═══ Supplied material

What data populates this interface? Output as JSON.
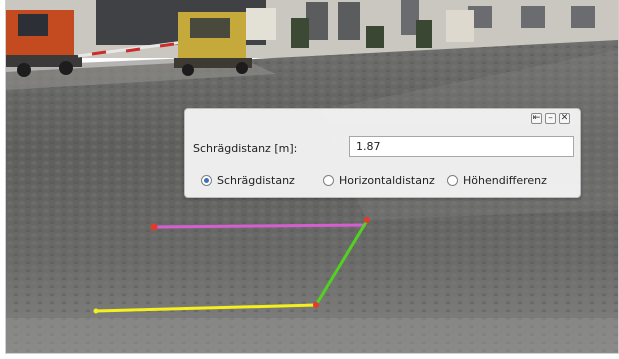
{
  "dialog": {
    "controls": {
      "pin_symbol": "⇤",
      "minimize_symbol": "–",
      "close_symbol": "✕"
    },
    "field_label": "Schrägdistanz [m]:",
    "field_value": "1.87",
    "modes": [
      {
        "label": "Schrägdistanz",
        "selected": true
      },
      {
        "label": "Horizontaldistanz",
        "selected": false
      },
      {
        "label": "Höhendifferenz",
        "selected": false
      }
    ]
  },
  "measurement": {
    "colors": {
      "horizontal": "#f4f01c",
      "slope": "#52d21f",
      "reference": "#d55fd0",
      "vertex": "#e43a2a"
    }
  }
}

══════

From the listing above, pick out every line containing "Schrägdistanz".

    "field_label": "Schrägdistanz [m]:",
        "label": "Schrägdistanz",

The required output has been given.